Brief = Reproduce the listing verbatim.

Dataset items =
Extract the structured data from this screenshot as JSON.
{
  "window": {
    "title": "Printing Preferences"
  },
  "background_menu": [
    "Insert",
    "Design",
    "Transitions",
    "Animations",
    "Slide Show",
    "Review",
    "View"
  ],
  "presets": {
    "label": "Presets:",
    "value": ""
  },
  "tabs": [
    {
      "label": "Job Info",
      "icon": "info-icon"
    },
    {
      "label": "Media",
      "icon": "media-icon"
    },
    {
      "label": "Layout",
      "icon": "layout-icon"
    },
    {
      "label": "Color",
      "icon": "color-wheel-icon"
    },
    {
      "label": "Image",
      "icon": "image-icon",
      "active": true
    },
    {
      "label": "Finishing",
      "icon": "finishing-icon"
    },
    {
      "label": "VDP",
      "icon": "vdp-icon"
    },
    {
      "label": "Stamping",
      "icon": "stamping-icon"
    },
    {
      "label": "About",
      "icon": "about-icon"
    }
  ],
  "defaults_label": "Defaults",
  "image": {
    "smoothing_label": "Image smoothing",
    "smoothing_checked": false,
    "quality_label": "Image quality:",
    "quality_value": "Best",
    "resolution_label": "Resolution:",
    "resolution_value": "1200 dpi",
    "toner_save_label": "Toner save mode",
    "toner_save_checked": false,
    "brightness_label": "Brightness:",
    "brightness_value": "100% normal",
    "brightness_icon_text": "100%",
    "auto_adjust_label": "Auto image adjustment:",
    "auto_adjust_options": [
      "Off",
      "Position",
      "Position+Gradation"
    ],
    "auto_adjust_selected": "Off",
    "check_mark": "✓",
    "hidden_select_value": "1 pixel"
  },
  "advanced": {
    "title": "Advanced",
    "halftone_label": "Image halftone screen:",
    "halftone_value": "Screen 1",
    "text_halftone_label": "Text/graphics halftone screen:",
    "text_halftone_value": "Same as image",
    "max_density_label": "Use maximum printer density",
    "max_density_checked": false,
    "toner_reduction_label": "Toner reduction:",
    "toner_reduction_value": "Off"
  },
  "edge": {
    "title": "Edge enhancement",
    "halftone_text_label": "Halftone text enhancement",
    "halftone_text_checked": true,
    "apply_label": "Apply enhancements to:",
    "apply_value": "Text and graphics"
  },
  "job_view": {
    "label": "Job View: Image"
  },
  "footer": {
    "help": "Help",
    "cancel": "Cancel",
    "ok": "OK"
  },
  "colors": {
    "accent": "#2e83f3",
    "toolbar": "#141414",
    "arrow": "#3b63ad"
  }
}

Exercise response =
Extract the structured data from this screenshot as JSON.
{
  "window": {
    "title": "Printing Preferences"
  },
  "background_menu": [
    "Insert",
    "Design",
    "Transitions",
    "Animations",
    "Slide Show",
    "Review",
    "View"
  ],
  "presets": {
    "label": "Presets:",
    "value": ""
  },
  "tabs": [
    {
      "label": "Job Info",
      "icon": "info-icon"
    },
    {
      "label": "Media",
      "icon": "media-icon"
    },
    {
      "label": "Layout",
      "icon": "layout-icon"
    },
    {
      "label": "Color",
      "icon": "color-wheel-icon"
    },
    {
      "label": "Image",
      "icon": "image-icon",
      "active": true
    },
    {
      "label": "Finishing",
      "icon": "finishing-icon"
    },
    {
      "label": "VDP",
      "icon": "vdp-icon"
    },
    {
      "label": "Stamping",
      "icon": "stamping-icon"
    },
    {
      "label": "About",
      "icon": "about-icon"
    }
  ],
  "defaults_label": "Defaults",
  "image": {
    "smoothing_label": "Image smoothing",
    "smoothing_checked": false,
    "quality_label": "Image quality:",
    "quality_value": "Best",
    "resolution_label": "Resolution:",
    "resolution_value": "1200 dpi",
    "toner_save_label": "Toner save mode",
    "toner_save_checked": false,
    "brightness_label": "Brightness:",
    "brightness_value": "100% normal",
    "brightness_icon_text": "100%",
    "auto_adjust_label": "Auto image adjustment:",
    "auto_adjust_options": [
      "Off",
      "Position",
      "Position+Gradation"
    ],
    "auto_adjust_selected": "Off",
    "check_mark": "✓",
    "hidden_select_value": "1 pixel"
  },
  "advanced": {
    "title": "Advanced",
    "halftone_label": "Image halftone screen:",
    "halftone_value": "Screen 1",
    "text_halftone_label": "Text/graphics halftone screen:",
    "text_halftone_value": "Same as image",
    "max_density_label": "Use maximum printer density",
    "max_density_checked": false,
    "toner_reduction_label": "Toner reduction:",
    "toner_reduction_value": "Off"
  },
  "edge": {
    "title": "Edge enhancement",
    "halftone_text_label": "Halftone text enhancement",
    "halftone_text_checked": true,
    "apply_label": "Apply enhancements to:",
    "apply_value": "Text and graphics"
  },
  "job_view": {
    "label": "Job View: Image"
  },
  "footer": {
    "help": "Help",
    "cancel": "Cancel",
    "ok": "OK"
  },
  "colors": {
    "accent": "#2e83f3",
    "toolbar": "#141414",
    "arrow": "#3b63ad"
  }
}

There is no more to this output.